- **Goal**
Reproduce word for word everything in the passage on polysemy from "According to this alternative, what" down to "in varying degrees?".

- **Given text**
— Begin —

5.3 Option 3: It is due to Metalinguistic Beliefs About Causal Relations

Given what was said in the previous section, a third option presents itself. According to this alternative, when an expression E is associated with two different interpretations and a subject S believes them to be causally related, this will affect how S processes occurrences of E. It could be the case that S is unaware that two interpretations associated with an expression E1 are causally related and thus processes E1 like a mere homonym. It might also be the case that S wrongly believes that two causally unrelated interpretations associated with some expression E2 are related, which will lead S to process E2 differently than E1. Importantly, it is perfectly reasonable to suppose that our metalinguistic beliefs are capable of affecting processing but not necessarily representation. In sum, the proposal is as follows.

BELIEFS

An expression E is polysemous between two meanings, M1 and M2, for a subject S, if and only if (i) S regularly associates E with M1 and M2, (ii) M1 and M2 are distinct, and (iii) S believes that the use of E to express M1 in S’s linguistic community is causally related to S’s linguistic community’s use of E to express M2.Footnote 17

This option avoids the problems associated with Option 1 and Option 2. It does, however, raise an immediate question: How does Murphy process occurrences of ‘ear’ now when she has learned that the two alternative meanings are unrelated and supposedly no longer believes them to be? This is an empirical question that would require investigation, but if the same facilitation effects still occur, that is a problem for Option 3. To mend it, one might propose a view that combines Option 1 and Option 3. Because, maybe, people like Murphy who have believed that the two meanings associated with ‘ear’ were causally connected for so long have come to perceive the ears of corn and the ears of humans as similar, and that is something which might be hard to, so to speak, unsee. This would yield a characterization of polysemy along the following lines:

KNOWLEDGE AND BELIEFS

An expression E is polysemous between two meanings, M1 and M2, for a subject S, if and only if (i) S regularly associates E with M1 and M2, (ii) M1 and M2 are distinct, and (iii) S believes that the use of E to express M1 in S’s linguistic community is causally related to S’s linguistic community’s use of E to express M2 or S perceives the things denoted by M1 and M2 as similar.

According to this alternative, what influences our judgments of relatedness and the way we process ambiguous expressions is our knowledge and our beliefs about the things ambiguous expressions can denote, as well as our beliefs about how meanings are related. This alternative keeps what was good about Option 1 but can also account for judgments of relatedness that stem from our beliefs about meaning relations. Thus, it is worthy of further attention in the literature.

5.4 The Continuum Puzzle Revisited

While these Non-Architectural Explanations avoid the original version of the continuum puzzle, one might worry whether the continuum puzzle does not arise again but in another form.Footnote 18 How do the alternatives proposed here explain why processing is facilitated in varying degrees?

— End —

- **Data rows**
— Begin —

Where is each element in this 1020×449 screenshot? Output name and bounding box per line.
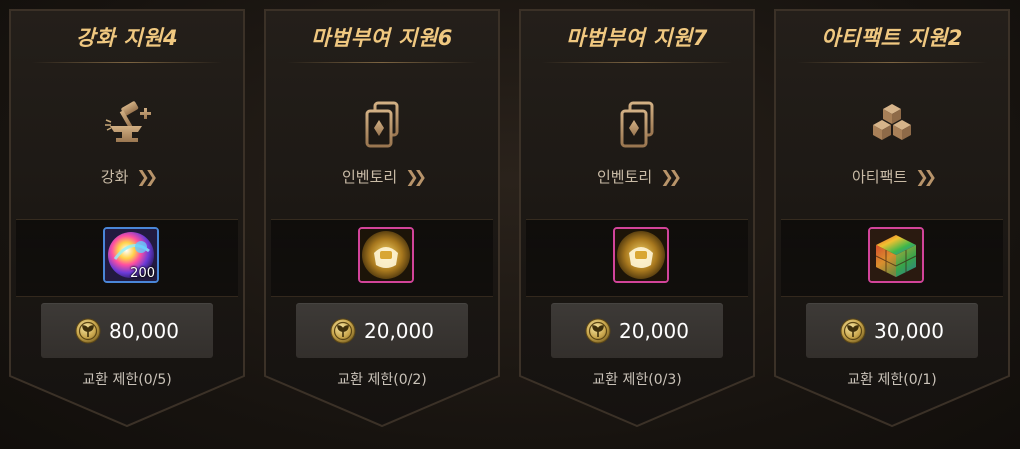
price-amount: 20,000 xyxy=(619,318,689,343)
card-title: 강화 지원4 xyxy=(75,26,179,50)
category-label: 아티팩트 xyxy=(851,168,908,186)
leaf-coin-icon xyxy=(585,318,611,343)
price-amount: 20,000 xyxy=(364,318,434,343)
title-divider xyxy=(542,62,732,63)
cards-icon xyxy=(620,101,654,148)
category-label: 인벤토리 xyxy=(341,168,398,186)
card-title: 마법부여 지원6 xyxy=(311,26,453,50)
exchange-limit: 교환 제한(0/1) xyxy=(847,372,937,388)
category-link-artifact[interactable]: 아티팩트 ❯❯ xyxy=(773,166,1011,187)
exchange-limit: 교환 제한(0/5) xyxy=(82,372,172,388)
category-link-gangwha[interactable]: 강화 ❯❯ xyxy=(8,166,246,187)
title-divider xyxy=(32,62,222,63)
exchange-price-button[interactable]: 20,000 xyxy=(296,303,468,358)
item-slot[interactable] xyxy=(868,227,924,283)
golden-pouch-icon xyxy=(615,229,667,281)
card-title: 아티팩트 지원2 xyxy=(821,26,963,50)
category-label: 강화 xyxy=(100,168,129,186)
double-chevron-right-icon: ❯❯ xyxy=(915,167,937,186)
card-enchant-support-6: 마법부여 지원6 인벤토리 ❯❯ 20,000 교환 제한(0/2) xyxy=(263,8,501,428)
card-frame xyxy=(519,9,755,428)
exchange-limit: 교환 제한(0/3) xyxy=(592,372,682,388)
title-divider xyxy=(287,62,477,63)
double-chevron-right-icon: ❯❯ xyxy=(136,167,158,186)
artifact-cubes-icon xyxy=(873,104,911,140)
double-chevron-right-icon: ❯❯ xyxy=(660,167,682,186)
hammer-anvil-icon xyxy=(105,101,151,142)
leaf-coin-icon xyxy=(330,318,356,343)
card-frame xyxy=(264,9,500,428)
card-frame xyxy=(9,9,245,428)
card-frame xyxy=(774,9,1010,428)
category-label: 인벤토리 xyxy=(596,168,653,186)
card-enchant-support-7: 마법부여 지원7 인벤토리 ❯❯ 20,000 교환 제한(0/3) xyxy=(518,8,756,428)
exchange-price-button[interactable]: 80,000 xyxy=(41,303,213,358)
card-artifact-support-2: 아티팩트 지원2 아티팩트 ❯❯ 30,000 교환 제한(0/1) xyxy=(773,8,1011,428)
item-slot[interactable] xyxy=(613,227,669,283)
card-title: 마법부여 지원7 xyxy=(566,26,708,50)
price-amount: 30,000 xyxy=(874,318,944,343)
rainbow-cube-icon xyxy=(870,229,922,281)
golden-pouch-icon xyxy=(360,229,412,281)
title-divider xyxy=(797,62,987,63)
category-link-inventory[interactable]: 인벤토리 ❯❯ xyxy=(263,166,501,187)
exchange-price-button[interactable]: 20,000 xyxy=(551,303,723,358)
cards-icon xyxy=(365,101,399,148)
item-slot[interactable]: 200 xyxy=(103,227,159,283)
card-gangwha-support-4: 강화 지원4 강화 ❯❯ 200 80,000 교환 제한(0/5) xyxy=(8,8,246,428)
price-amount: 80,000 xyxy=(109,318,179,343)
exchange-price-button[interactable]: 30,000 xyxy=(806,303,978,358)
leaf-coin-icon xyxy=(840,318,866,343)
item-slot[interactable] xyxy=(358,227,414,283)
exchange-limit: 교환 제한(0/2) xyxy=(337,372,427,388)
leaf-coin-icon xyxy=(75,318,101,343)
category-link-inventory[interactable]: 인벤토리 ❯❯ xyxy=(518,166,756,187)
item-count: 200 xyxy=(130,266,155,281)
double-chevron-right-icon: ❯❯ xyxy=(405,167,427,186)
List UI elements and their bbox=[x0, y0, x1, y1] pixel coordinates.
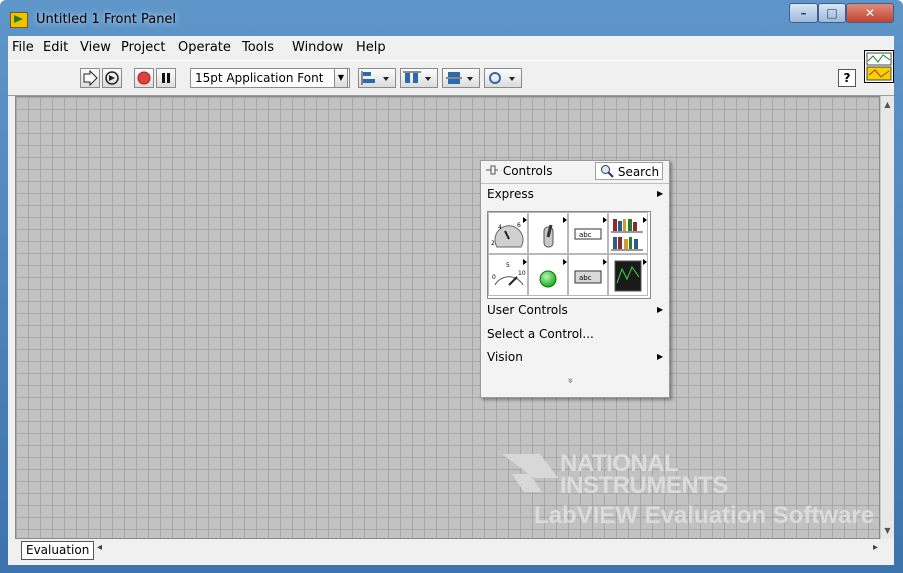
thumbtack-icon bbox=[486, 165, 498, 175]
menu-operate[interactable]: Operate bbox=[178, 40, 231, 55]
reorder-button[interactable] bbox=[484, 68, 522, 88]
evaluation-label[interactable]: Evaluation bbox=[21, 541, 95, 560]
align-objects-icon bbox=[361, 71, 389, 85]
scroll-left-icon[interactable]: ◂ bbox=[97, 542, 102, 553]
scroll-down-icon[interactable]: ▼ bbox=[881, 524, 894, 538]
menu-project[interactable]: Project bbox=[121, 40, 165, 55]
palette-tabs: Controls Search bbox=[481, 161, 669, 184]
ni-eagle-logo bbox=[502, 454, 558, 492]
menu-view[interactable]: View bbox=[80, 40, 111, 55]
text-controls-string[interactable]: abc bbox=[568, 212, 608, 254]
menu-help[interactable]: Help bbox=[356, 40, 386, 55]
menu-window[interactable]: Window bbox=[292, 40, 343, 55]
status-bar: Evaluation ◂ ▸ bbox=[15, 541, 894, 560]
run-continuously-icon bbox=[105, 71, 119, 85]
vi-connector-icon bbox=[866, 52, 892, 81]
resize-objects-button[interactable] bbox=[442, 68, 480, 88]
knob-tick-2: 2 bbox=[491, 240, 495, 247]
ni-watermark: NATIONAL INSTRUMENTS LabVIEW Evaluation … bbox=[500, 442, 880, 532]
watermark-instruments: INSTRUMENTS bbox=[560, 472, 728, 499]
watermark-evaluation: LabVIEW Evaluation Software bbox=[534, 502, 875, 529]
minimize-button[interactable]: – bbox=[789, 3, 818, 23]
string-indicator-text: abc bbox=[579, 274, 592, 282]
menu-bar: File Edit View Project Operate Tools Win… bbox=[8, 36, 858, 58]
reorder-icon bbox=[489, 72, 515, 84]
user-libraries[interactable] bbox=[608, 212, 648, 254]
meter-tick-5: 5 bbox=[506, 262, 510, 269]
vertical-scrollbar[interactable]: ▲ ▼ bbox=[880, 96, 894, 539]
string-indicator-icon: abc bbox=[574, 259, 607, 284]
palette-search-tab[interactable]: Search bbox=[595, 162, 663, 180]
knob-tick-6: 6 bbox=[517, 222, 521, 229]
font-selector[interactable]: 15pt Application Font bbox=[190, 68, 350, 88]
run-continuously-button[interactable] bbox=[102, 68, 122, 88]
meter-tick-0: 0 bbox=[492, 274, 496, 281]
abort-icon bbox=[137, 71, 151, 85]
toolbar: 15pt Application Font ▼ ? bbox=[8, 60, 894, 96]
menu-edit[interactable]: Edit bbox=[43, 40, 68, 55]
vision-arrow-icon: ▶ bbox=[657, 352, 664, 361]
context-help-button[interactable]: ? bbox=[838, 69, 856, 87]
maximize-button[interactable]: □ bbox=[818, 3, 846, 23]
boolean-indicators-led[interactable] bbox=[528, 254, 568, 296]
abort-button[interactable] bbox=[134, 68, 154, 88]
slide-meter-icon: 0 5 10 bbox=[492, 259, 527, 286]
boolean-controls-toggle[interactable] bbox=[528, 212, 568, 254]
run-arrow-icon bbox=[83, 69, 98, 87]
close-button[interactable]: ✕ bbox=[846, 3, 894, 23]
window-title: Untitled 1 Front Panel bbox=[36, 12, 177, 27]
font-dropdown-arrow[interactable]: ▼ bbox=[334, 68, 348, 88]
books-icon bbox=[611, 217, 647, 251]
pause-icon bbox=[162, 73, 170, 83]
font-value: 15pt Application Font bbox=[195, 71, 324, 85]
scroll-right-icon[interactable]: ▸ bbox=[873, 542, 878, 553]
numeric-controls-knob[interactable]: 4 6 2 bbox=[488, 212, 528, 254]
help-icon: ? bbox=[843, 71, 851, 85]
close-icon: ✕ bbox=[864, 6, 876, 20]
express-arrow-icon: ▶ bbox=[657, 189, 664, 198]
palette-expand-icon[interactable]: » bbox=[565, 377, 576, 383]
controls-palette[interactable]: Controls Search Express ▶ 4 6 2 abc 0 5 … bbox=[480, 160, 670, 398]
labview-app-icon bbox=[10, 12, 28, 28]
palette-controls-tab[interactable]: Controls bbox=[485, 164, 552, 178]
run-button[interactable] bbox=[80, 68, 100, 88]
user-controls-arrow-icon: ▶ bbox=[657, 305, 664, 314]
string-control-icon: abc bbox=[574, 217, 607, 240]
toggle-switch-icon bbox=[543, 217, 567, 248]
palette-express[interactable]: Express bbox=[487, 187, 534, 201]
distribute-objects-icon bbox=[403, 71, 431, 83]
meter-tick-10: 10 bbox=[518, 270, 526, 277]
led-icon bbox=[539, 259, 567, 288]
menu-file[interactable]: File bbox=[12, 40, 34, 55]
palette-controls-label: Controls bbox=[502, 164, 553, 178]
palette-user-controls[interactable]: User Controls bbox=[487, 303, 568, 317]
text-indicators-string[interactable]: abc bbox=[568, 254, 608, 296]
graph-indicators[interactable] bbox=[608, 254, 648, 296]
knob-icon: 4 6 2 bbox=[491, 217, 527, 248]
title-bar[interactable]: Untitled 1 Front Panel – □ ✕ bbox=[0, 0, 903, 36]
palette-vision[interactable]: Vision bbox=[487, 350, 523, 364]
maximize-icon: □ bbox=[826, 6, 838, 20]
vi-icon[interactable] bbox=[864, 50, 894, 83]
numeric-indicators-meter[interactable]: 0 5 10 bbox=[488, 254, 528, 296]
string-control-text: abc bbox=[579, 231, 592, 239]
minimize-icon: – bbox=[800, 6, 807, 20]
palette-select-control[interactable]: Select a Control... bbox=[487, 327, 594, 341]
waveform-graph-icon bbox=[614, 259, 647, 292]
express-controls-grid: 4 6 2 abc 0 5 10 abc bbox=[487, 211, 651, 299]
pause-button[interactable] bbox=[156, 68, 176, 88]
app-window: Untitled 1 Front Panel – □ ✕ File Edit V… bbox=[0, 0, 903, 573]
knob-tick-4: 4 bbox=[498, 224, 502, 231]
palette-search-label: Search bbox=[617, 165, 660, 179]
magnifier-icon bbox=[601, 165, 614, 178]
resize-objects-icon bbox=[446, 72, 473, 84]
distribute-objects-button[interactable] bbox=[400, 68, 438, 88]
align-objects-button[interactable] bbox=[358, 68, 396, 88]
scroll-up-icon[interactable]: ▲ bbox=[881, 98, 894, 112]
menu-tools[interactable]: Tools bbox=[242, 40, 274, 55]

— End —
— Begin —

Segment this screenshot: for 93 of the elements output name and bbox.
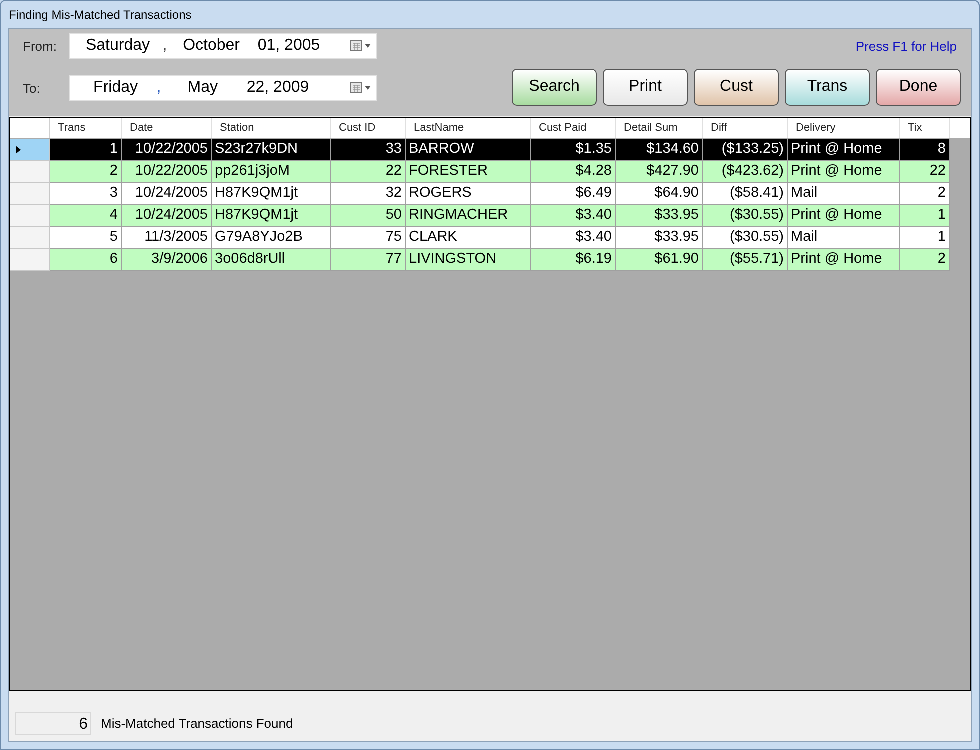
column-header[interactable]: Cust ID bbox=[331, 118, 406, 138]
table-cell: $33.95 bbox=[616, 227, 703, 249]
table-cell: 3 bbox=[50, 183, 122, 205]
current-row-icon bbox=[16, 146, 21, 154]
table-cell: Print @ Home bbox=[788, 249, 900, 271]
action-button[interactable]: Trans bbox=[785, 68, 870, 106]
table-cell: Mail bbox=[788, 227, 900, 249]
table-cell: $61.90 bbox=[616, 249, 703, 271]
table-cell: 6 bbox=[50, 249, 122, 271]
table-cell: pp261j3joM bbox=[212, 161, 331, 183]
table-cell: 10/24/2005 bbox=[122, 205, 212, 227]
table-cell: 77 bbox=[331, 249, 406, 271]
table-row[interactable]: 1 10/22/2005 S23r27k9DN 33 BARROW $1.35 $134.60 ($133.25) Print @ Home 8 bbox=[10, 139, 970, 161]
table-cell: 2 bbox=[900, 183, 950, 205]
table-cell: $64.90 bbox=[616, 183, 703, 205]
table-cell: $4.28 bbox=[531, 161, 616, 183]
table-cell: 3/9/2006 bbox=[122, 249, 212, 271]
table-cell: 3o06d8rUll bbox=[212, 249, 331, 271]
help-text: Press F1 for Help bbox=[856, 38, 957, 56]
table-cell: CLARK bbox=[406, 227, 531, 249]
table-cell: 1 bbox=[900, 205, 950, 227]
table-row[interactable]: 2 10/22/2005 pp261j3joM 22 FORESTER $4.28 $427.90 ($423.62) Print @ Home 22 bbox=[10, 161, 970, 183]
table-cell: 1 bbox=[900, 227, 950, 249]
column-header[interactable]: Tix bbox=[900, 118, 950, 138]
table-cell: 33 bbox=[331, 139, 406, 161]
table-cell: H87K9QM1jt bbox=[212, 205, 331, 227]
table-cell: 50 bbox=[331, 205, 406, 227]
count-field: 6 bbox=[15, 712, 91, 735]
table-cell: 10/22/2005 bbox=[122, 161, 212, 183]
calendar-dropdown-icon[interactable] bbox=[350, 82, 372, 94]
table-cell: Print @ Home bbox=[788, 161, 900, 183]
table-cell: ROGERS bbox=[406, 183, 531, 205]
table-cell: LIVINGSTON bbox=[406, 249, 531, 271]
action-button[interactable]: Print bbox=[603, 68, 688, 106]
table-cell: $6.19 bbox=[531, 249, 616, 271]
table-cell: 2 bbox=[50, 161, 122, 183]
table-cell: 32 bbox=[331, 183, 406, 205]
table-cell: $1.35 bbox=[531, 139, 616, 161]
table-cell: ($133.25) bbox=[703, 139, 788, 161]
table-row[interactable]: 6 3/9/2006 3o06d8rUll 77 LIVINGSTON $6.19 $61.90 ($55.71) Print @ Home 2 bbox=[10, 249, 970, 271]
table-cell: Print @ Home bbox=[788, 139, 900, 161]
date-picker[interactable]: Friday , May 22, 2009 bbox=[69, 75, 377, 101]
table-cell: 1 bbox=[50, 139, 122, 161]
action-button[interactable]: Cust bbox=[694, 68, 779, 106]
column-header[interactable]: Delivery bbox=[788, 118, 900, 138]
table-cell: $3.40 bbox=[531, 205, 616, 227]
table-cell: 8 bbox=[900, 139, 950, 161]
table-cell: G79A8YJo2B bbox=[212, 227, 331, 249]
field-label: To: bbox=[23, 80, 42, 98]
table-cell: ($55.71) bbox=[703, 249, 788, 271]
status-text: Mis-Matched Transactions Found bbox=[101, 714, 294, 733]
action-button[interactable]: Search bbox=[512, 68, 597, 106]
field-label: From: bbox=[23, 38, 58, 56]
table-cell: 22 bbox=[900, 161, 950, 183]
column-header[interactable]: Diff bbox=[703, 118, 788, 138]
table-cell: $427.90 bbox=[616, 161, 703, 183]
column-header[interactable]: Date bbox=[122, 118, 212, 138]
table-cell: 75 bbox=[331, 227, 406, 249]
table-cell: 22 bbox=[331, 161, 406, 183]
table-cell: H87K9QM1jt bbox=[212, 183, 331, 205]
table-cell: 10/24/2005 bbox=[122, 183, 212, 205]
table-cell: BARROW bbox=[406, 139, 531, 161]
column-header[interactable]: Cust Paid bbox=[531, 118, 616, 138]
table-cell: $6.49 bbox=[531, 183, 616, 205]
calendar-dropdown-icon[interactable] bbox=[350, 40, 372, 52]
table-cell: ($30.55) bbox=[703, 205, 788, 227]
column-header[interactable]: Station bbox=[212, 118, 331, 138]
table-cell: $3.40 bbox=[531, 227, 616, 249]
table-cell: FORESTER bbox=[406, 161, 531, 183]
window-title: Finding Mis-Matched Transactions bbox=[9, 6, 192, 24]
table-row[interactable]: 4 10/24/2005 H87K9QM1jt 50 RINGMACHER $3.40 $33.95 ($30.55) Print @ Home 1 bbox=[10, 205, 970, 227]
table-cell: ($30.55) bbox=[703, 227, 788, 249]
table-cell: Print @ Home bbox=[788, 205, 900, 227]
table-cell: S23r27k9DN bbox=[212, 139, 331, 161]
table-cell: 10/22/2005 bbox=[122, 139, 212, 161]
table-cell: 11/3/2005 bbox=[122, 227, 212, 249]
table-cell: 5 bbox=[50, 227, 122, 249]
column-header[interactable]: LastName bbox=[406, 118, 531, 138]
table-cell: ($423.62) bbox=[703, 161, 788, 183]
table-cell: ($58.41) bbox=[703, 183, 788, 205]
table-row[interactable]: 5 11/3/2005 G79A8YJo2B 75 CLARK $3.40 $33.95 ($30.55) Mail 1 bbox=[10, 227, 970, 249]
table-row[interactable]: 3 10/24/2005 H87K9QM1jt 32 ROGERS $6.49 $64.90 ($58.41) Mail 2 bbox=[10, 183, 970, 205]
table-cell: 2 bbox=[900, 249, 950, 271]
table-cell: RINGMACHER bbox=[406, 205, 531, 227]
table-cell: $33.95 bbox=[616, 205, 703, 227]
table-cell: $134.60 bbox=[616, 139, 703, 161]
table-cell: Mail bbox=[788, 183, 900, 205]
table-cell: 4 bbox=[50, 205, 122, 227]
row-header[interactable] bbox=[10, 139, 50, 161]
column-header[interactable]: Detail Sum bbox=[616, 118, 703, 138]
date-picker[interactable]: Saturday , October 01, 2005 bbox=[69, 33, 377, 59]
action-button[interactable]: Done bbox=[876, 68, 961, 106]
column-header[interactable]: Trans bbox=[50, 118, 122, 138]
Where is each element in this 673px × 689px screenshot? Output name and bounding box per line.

— End —

- **Right answer**
According to this alternative, what influences our judgments of relatedness and the way we process ambiguous expressions is our knowledge and our beliefs about the things ambiguous expressions can denote, as well as our beliefs about how meanings are related. This alternative keeps what was good about Option 1 but can also account for judgments of relatedness that stem from our beliefs about meaning relations. Thus, it is worthy of further attention in the literature.

5.4 The Continuum Puzzle Revisited

While these Non-Architectural Explanations avoid the original version of the continuum puzzle, one might worry whether the continuum puzzle does not arise again but in another form.Footnote 18 How do the alternatives proposed here explain why processing is facilitated in varying degrees?